### Task to complete
From the listing, collect all lines containing the word "registration".

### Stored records
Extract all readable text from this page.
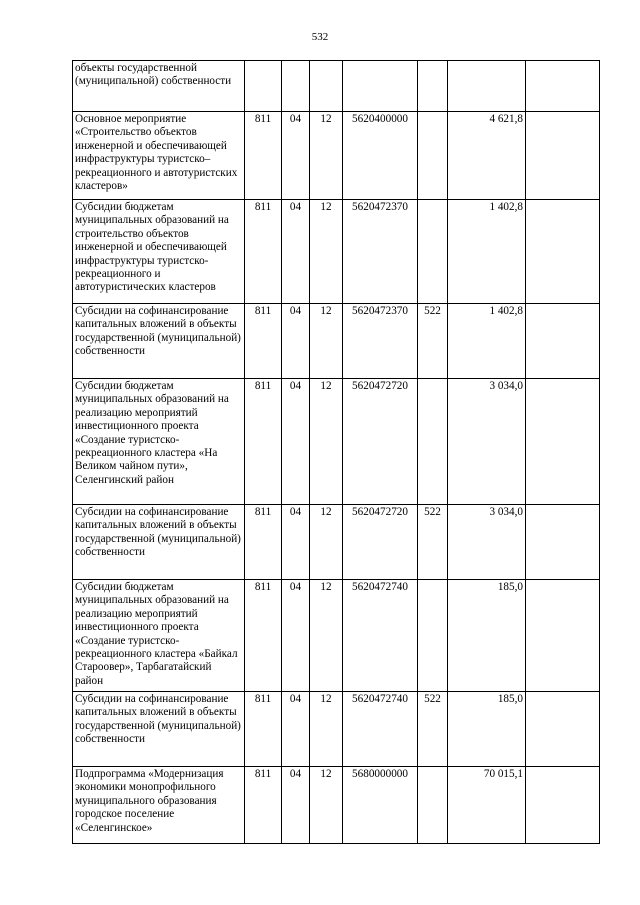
532
объекты государственной (муниципальной) собственности							
Основное мероприятие «Строительство объектов инженерной и обеспечивающей инфраструктуры туристско–рекреационного и автотуристских кластеров»	811	04	12	5620400000		4 621,8	
Субсидии бюджетам муниципальных образований на строительство объектов инженерной и обеспечивающей инфраструктуры туристско-рекреационного и автотуристических кластеров	811	04	12	5620472370		1 402,8	
Субсидии на софинансирование капитальных вложений в объекты государственной (муниципальной) собственности	811	04	12	5620472370	522	1 402,8	
Субсидии бюджетам муниципальных образований на реализацию мероприятий инвестиционного проекта «Создание туристско-рекреационного кластера «На Великом чайном пути», Селенгинский район	811	04	12	5620472720		3 034,0	
Субсидии на софинансирование капитальных вложений в объекты государственной (муниципальной) собственности	811	04	12	5620472720	522	3 034,0	
Субсидии бюджетам муниципальных образований на реализацию мероприятий инвестиционного проекта «Создание туристско-рекреационного кластера «Байкал Староовер», Тарбагатайский район	811	04	12	5620472740		185,0	
Субсидии на софинансирование капитальных вложений в объекты государственной (муниципальной) собственности	811	04	12	5620472740	522	185,0	
Подпрограмма «Модернизация экономики монопрофильного муниципального образования городское поселение «Селенгинское»	811	04	12	5680000000		70 015,1	
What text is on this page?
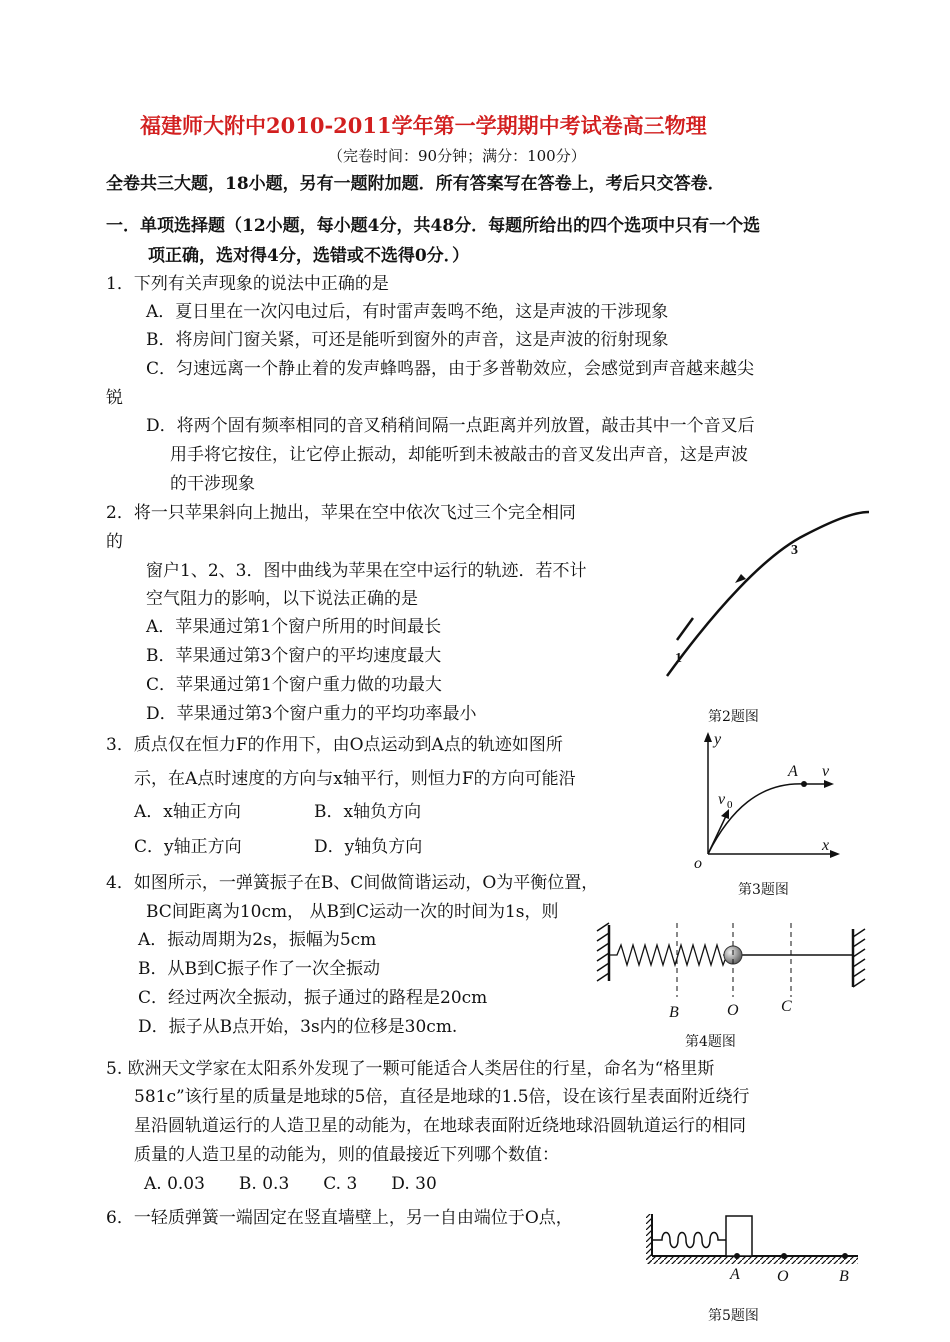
福建师大附中2010-2011学年第一学期期中考试卷高三物理
（完卷时间：90分钟；满分：100分）
全卷共三大题，18小题，另有一题附加题．所有答案写在答卷上，考后只交答卷．
一．单项选择题（12小题，每小题4分，共48分．每题所给出的四个选项中只有一个选
项正确，选对得4分，选错或不选得0分．）
1．下列有关声现象的说法中正确的是
A．夏日里在一次闪电过后，有时雷声轰鸣不绝，这是声波的干涉现象
B．将房间门窗关紧，可还是能听到窗外的声音，这是声波的衍射现象
C．匀速远离一个静止着的发声蜂鸣器，由于多普勒效应，会感觉到声音越来越尖
锐
D．将两个固有频率相同的音叉稍稍间隔一点距离并列放置，敲击其中一个音叉后
用手将它按住，让它停止振动，却能听到未被敲击的音叉发出声音，这是声波
的干涉现象
2．将一只苹果斜向上抛出，苹果在空中依次飞过三个完全相同
的
窗户1、2、3．图中曲线为苹果在空中运行的轨迹．若不计
空气阻力的影响，以下说法正确的是
A．苹果通过第1个窗户所用的时间最长
B．苹果通过第3个窗户的平均速度最大
C．苹果通过第1个窗户重力做的功最大
D．苹果通过第3个窗户重力的平均功率最小
1
3
第2题图
3．质点仅在恒力F的作用下，由O点运动到A点的轨迹如图所
示，在A点时速度的方向与x轴平行，则恒力F的方向可能沿
A．x轴正方向	B．x轴负方向
C．y轴正方向	D．y轴负方向
y
x
o
A v
v 0
第3题图
4．如图所示，一弹簧振子在B、C间做简谐运动，O为平衡位置，
BC间距离为10cm， 从B到C运动一次的时间为1s，则
A．振动周期为2s，振幅为5cm
B．从B到C振子作了一次全振动
C．经过两次全振动，振子通过的路程是20cm
D．振子从B点开始，3s内的位移是30cm.
B	O	C
第4题图
5. 欧洲天文学家在太阳系外发现了一颗可能适合人类居住的行星，命名为“格里斯
581c”该行星的质量是地球的5倍，直径是地球的1.5倍，设在该行星表面附近绕行
星沿圆轨道运行的人造卫星的动能为，在地球表面附近绕地球沿圆轨道运行的相同
质量的人造卫星的动能为，则的值最接近下列哪个数值：
A. 0.03　　B. 0.3　　C. 3　　D. 30
6．一轻质弹簧一端固定在竖直墙壁上，另一自由端位于O点，
A O	B
第5题图
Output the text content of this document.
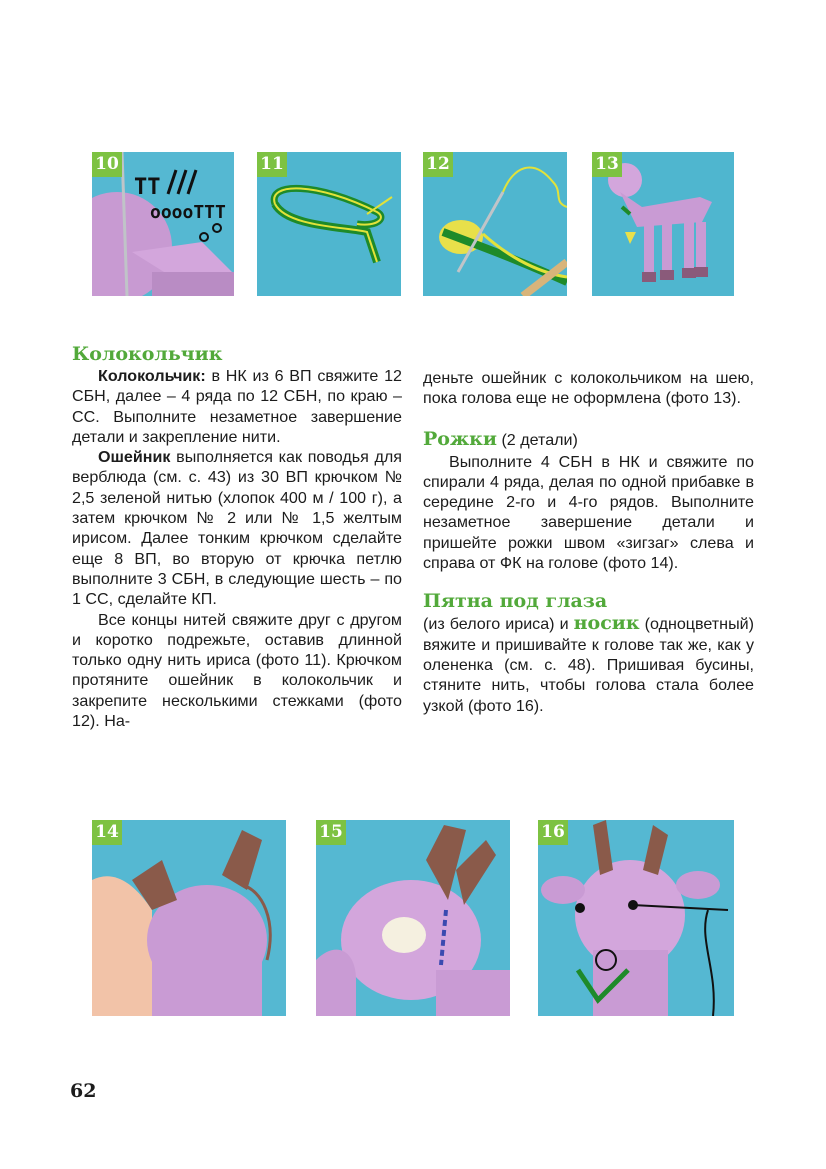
TT
ooooTTT
10	11	12	13
Колокольчик

Колокольчик: в НК из 6 ВП свяжите 12 СБН, далее – 4 ряда по 12 СБН, по краю – СС. Выполните незаметное завершение детали и закрепление нити.

Ошейник выполняется как поводья для верблюда (см. с. 43) из 30 ВП крючком № 2,5 зеленой нитью (хлопок 400 м / 100 г), а затем крючком № 2 или № 1,5 желтым ирисом. Далее тонким крючком сделайте еще 8 ВП, во вторую от крючка петлю выполните 3 СБН, в следующие шесть – по 1 СС, сделайте КП.

Все концы нитей свяжите друг с другом и коротко подрежьте, оставив длинной только одну нить ириса (фото 11). Крючком протяните ошейник в колокольчик и закрепите несколькими стежками (фото 12). На-

деньте ошейник с колокольчиком на шею, пока голова еще не оформлена (фото 13).

Рожки (2 детали)

Выполните 4 СБН в НК и свяжите по спирали 4 ряда, делая по одной прибавке в середине 2-го и 4-го рядов. Выполните незаметное завершение детали и пришейте рожки швом «зигзаг» слева и справа от ФК на голове (фото 14).

Пятна под глаза

(из белого ириса) и носик (одноцветный) вяжите и пришивайте к голове так же, как у олененка (см. с. 48). Пришивая бусины, стяните нить, чтобы голова стала более узкой (фото 16).

14	15	16
62
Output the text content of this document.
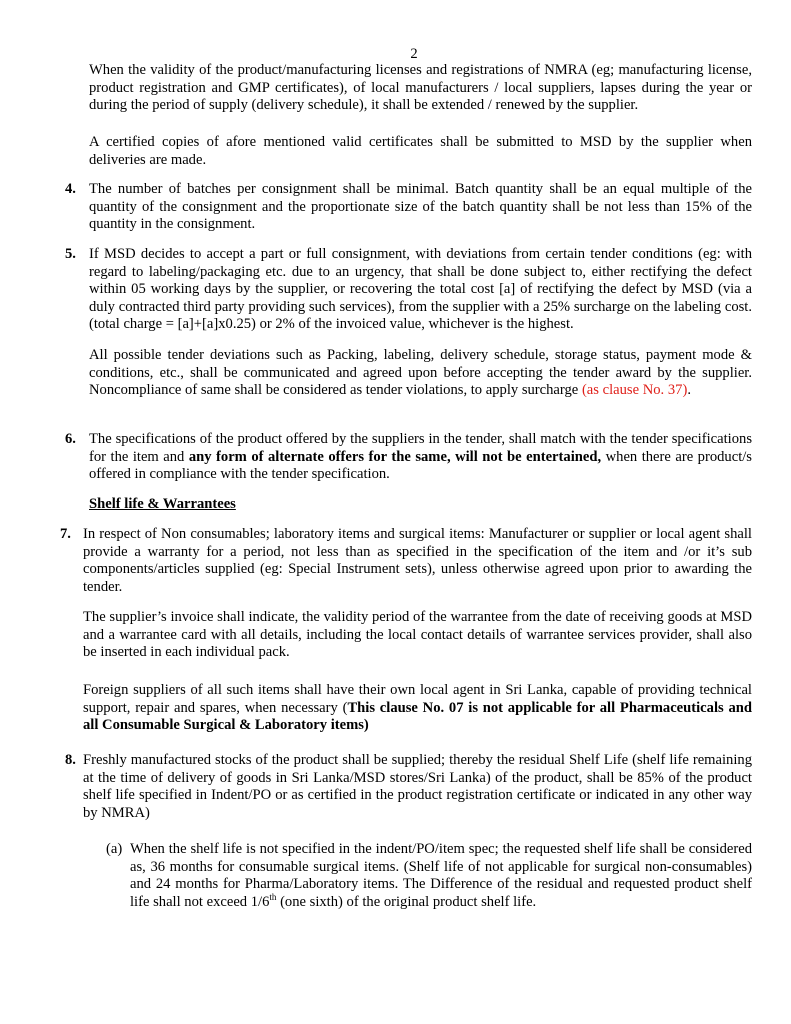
2

When the validity of the product/manufacturing licenses and registrations of NMRA (eg; manufacturing license, product registration and GMP certificates), of local manufacturers / local suppliers, lapses during the year or during the period of supply (delivery schedule), it shall be extended / renewed by the supplier.

A certified copies of afore mentioned valid certificates shall be submitted to MSD by the supplier when deliveries are made.

4. The number of batches per consignment shall be minimal. Batch quantity shall be an equal multiple of the quantity of the consignment and the proportionate size of the batch quantity shall be not less than 15% of the quantity in the consignment.

5. If MSD decides to accept a part or full consignment, with deviations from certain tender conditions (eg: with regard to labeling/packaging etc. due to an urgency, that shall be done subject to, either rectifying the defect within 05 working days by the supplier, or recovering the total cost [a] of rectifying the defect by MSD (via a duly contracted third party providing such services), from the supplier with a 25% surcharge on the labeling cost. (total charge = [a]+[a]x0.25) or 2% of the invoiced value, whichever is the highest.

All possible tender deviations such as Packing, labeling, delivery schedule, storage status, payment mode & conditions, etc., shall be communicated and agreed upon before accepting the tender award by the supplier. Noncompliance of same shall be considered as tender violations, to apply surcharge (as clause No. 37).

6. The specifications of the product offered by the suppliers in the tender, shall match with the tender specifications for the item and any form of alternate offers for the same, will not be entertained, when there are product/s offered in compliance with the tender specification.

Shelf life & Warrantees
7. In respect of Non consumables; laboratory items and surgical items: Manufacturer or supplier or local agent shall provide a warranty for a period, not less than as specified in the specification of the item and /or it’s sub components/articles supplied (eg: Special Instrument sets), unless otherwise agreed upon prior to awarding the tender.

The supplier’s invoice shall indicate, the validity period of the warrantee from the date of receiving goods at MSD and a warrantee card with all details, including the local contact details of warrantee services provider, shall also be inserted in each individual pack.

Foreign suppliers of all such items shall have their own local agent in Sri Lanka, capable of providing technical support, repair and spares, when necessary (This clause No. 07 is not applicable for all Pharmaceuticals and all Consumable Surgical & Laboratory items)

8. Freshly manufactured stocks of the product shall be supplied; thereby the residual Shelf Life (shelf life remaining at the time of delivery of goods in Sri Lanka/MSD stores/Sri Lanka) of the product, shall be 85% of the product shelf life specified in Indent/PO or as certified in the product registration certificate or indicated in any other way by NMRA)

(a) When the shelf life is not specified in the indent/PO/item spec; the requested shelf life shall be considered as, 36 months for consumable surgical items. (Shelf life of not applicable for surgical non-consumables) and 24 months for Pharma/Laboratory items. The Difference of the residual and requested product shelf life shall not exceed 1/6th (one sixth) of the original product shelf life.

### Exercise output
When the validity of the product/manufacturing licenses and registrations of NMRA (eg; manufacturing license, product registration and GMP certificates), of local manufacturers / local suppliers, lapses during the year or during the period of supply (delivery schedule), it shall be extended / renewed by the supplier.
8. Freshly manufactured stocks of the product shall be supplied; thereby the residual Shelf Life (shelf life remaining at the time of delivery of goods in Sri Lanka/MSD stores/Sri Lanka) of the product, shall be 85% of the product shelf life specified in Indent/PO or as certified in the product registration certificate or indicated in any other way by NMRA)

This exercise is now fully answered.